Zu erledigen -
Nenne bitte anhand der Besprechung zur Kammerbühne Cottbus, wer die Geschichte von „Verblendet“ erfunden hat.

Vorliegender Auszug -
%%

Kammerbühne Cottbus: Verblendet – entrückt. Netzige Gefühle

Anmerkungen zu Philipp Rosendahls Thriller-Inszenierung in der Kammerbühne.

 Szenenfoto „Verblendet“
„Verblendet“ – Szenenfoto mit Torben Appel und Nathalie Schörken. Foto: © Bernd Schönberger

Cottbus. Nichts sei, wie es zu sein scheint, heißt es zu diesem Stück. Noch bevor es beginnt, darf der Zuschauer sich in solchem Konflikt üben. Die aus offenen Käfigen bestehende Bühne (dies und die Kostüme Philipp Basener) scheint von wuselnden Menschen überfüllt. Doch da agiert keiner. Das Publikum selbst sieht sich in riesigen kokaven Spiegeln und entdeckt sich nach und nach. Verblendet?

Nun ja, so heißt ein Verwirrspiel, das Philipp Rosendahl fesselnd inzeniert hat. Gefühle verirren sich ins Netz der Informationsfülle, lassen Realität entschwirren. Verbissene Investigativ-Journaille wird Hefe für Verschwörungstheorien.
Erfunden hat diese krasse Story Lucy Kirkwood aus England. In Berlin, Wien und Kassel hatten ihre Stücke Deutschlandpremiere, nun dieses erstmals in Cottbus.

%%

(Datensätze mit beschrifteten Boxen)
%%

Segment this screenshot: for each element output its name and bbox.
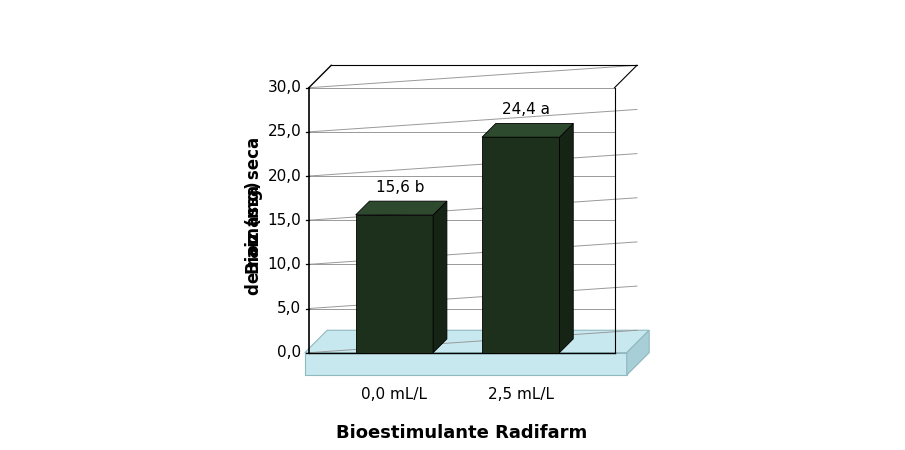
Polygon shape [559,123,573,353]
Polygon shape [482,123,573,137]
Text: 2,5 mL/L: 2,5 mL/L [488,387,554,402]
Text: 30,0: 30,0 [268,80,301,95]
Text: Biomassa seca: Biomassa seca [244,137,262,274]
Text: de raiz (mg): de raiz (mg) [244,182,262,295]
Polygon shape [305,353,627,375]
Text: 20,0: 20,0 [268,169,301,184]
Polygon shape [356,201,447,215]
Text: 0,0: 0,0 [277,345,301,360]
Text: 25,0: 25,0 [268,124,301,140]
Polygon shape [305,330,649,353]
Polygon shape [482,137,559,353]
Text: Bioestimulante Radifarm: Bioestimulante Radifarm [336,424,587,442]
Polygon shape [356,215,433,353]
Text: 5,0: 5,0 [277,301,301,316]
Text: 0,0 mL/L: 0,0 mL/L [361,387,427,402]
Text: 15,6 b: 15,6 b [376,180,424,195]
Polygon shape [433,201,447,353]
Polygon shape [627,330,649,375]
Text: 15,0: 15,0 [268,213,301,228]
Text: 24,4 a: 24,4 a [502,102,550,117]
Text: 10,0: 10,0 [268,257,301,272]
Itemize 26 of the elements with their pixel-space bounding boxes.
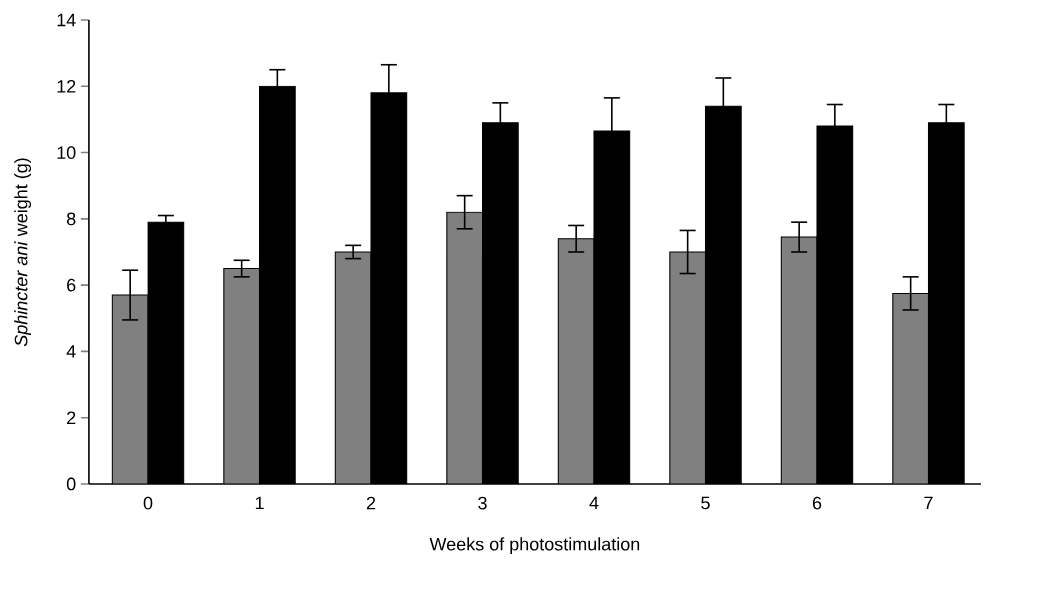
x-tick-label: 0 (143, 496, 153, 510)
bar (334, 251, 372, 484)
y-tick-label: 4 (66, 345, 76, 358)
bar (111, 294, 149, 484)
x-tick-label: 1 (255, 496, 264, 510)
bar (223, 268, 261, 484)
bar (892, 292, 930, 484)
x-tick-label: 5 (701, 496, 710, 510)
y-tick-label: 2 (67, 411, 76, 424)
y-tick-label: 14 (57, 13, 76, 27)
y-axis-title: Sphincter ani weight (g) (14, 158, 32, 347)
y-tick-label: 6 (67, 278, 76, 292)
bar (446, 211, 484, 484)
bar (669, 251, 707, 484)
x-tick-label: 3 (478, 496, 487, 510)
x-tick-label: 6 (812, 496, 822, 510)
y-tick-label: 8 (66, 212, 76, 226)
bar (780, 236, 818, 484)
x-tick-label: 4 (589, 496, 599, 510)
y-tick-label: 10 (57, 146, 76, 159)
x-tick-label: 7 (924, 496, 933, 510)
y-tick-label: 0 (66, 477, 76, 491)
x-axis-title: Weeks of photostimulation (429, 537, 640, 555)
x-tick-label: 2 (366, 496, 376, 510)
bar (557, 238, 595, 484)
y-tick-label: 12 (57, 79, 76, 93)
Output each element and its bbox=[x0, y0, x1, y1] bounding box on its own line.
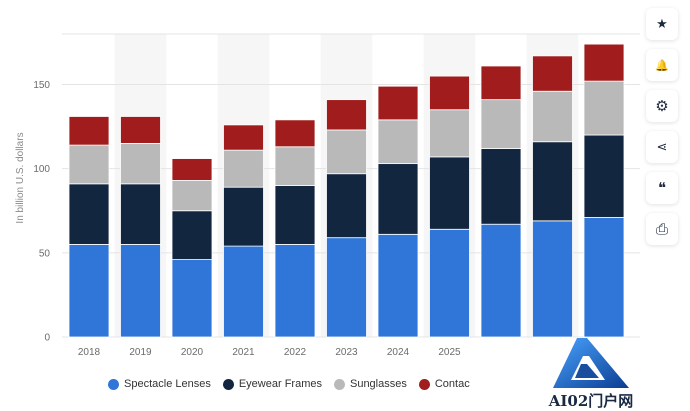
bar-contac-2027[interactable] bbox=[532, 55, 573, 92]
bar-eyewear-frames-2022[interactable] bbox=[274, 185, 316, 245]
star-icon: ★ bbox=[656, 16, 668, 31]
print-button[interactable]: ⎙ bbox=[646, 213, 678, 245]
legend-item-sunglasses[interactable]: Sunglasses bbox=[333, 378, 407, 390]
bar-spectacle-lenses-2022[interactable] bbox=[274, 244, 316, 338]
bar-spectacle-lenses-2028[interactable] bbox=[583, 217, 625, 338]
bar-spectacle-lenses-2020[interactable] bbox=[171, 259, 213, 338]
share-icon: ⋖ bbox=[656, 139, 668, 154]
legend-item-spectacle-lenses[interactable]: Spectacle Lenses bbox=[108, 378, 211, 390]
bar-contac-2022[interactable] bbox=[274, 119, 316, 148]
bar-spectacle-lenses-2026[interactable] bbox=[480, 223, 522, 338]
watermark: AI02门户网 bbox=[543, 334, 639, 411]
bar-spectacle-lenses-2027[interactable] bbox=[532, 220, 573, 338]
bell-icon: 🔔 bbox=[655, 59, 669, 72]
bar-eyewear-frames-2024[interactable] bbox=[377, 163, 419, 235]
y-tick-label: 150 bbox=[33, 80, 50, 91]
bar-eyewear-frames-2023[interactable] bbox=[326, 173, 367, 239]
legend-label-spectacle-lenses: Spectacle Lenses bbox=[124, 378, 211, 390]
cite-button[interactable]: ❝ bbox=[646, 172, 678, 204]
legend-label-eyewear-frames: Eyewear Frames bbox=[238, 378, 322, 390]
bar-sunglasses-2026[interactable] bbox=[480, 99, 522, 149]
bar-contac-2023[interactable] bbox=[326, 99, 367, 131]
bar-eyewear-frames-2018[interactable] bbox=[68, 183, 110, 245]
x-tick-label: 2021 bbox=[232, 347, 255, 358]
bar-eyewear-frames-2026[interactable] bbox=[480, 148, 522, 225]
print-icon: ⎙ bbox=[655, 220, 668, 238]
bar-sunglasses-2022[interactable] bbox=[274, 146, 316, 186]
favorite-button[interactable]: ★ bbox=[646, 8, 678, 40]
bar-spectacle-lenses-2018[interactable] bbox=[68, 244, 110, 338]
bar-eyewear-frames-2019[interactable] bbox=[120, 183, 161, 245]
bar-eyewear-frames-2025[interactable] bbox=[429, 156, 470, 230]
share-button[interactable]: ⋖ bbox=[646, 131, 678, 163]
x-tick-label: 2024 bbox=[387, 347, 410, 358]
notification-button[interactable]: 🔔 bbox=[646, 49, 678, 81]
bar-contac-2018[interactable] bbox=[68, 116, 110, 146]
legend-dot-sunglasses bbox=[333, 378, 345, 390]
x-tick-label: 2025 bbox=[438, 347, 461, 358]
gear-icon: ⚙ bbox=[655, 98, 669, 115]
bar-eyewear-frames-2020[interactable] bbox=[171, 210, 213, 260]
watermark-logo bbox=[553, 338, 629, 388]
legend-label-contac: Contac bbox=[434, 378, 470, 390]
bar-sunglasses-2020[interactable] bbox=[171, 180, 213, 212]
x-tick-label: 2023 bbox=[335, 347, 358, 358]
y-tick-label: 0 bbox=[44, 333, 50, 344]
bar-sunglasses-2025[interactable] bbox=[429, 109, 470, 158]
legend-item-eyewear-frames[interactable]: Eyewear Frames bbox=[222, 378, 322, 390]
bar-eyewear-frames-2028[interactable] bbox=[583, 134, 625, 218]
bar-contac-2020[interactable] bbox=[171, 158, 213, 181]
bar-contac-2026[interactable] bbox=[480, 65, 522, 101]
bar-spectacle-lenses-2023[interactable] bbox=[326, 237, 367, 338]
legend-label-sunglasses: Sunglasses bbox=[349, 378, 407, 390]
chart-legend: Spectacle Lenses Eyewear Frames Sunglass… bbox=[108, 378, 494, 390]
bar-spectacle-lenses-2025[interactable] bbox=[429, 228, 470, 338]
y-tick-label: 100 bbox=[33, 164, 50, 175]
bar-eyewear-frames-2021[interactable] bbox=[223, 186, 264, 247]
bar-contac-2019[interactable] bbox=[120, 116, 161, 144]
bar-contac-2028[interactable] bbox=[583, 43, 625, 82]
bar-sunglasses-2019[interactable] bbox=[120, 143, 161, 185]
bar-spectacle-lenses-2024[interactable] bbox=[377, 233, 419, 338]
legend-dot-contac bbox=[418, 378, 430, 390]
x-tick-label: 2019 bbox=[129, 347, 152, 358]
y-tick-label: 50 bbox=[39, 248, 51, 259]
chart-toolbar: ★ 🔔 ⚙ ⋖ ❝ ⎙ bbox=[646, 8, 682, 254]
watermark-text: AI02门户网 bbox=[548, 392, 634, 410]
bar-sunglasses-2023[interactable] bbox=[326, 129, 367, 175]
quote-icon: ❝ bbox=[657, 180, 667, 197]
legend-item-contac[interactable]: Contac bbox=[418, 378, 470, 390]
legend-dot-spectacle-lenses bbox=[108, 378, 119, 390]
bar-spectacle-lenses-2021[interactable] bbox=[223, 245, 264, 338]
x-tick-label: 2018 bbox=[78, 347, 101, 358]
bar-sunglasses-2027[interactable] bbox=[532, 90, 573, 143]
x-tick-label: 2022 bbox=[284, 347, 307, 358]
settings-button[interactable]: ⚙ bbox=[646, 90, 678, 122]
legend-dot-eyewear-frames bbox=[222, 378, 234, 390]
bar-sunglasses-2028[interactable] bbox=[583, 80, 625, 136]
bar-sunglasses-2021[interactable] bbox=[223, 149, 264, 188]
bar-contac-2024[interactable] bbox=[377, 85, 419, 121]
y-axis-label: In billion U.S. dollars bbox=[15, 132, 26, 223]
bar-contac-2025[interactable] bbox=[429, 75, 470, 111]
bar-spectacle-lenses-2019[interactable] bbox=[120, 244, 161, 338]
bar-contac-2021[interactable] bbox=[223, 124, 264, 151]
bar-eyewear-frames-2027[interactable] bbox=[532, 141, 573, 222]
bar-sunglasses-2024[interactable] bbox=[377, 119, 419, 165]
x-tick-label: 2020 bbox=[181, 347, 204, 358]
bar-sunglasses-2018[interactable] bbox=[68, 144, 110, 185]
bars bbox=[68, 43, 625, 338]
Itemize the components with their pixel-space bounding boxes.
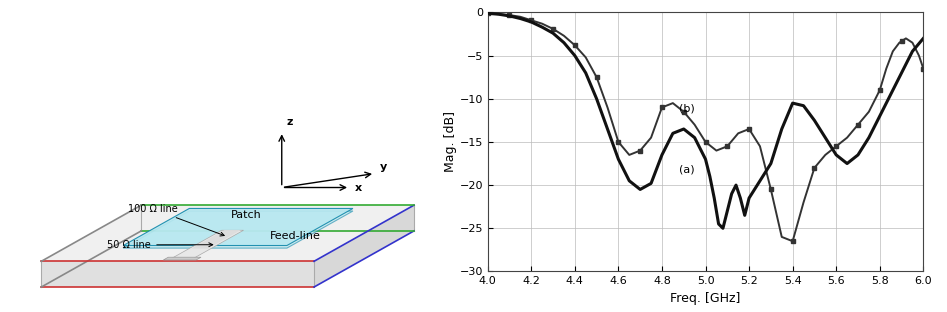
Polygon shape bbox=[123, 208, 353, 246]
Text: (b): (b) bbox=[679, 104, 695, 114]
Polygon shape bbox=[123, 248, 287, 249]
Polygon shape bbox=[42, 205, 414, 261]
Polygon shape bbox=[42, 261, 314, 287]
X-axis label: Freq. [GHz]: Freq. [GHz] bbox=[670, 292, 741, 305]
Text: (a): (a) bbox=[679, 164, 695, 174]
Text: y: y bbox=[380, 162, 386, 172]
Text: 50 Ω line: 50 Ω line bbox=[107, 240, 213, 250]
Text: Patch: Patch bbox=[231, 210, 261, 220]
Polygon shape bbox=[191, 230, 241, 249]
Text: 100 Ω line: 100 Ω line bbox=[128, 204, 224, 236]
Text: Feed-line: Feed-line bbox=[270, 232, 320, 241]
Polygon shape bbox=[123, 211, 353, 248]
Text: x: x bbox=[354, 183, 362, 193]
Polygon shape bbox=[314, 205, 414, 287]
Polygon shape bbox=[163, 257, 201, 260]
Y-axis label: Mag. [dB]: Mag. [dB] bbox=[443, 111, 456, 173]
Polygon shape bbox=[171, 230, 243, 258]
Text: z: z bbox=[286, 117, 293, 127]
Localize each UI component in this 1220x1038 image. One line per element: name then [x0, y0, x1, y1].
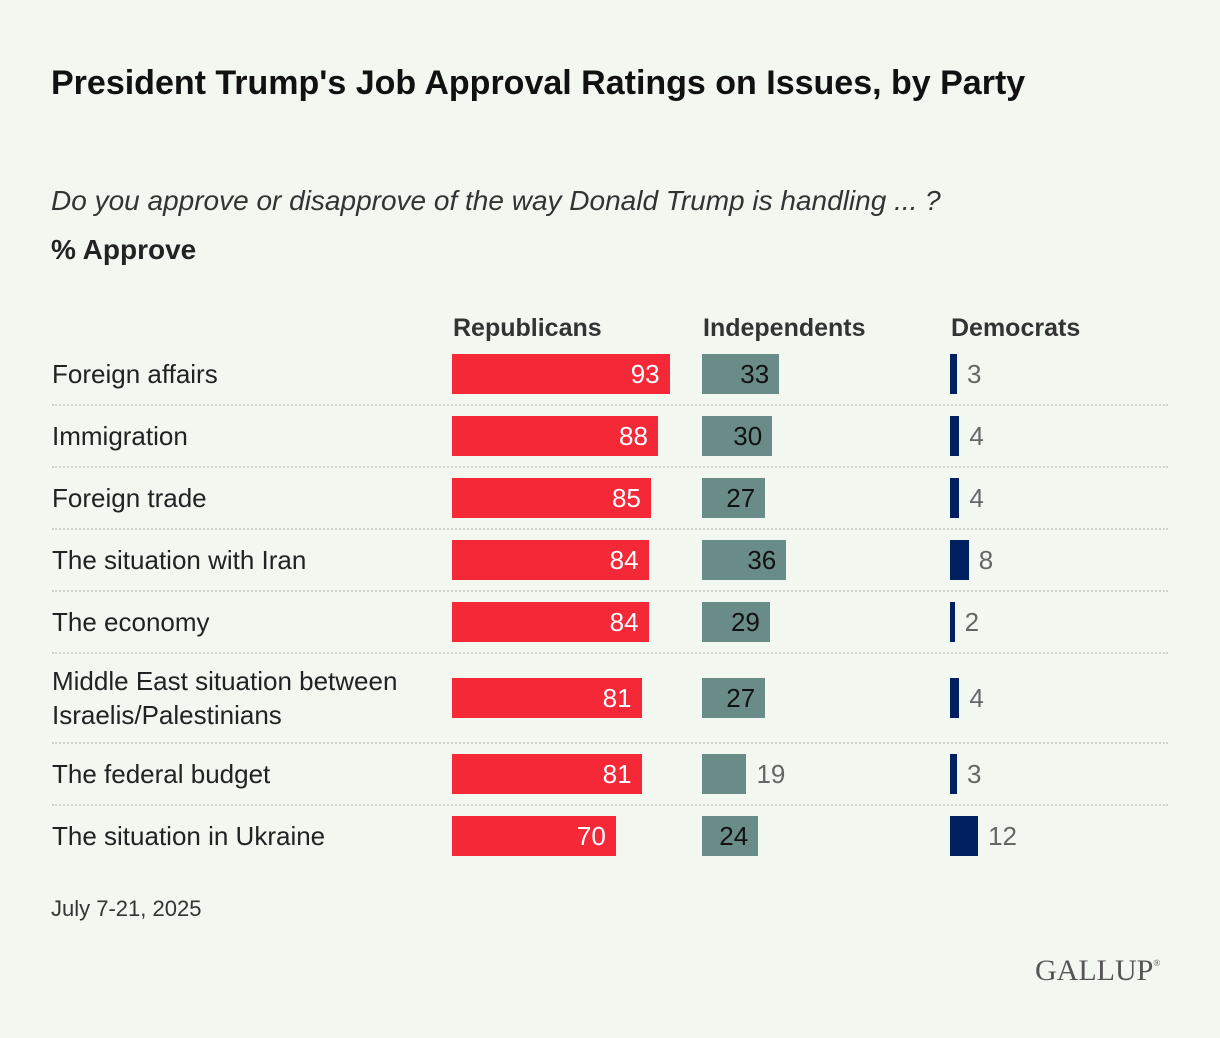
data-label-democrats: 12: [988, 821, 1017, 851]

%%

Problemlösung -
Lucy Kirkwood aus England.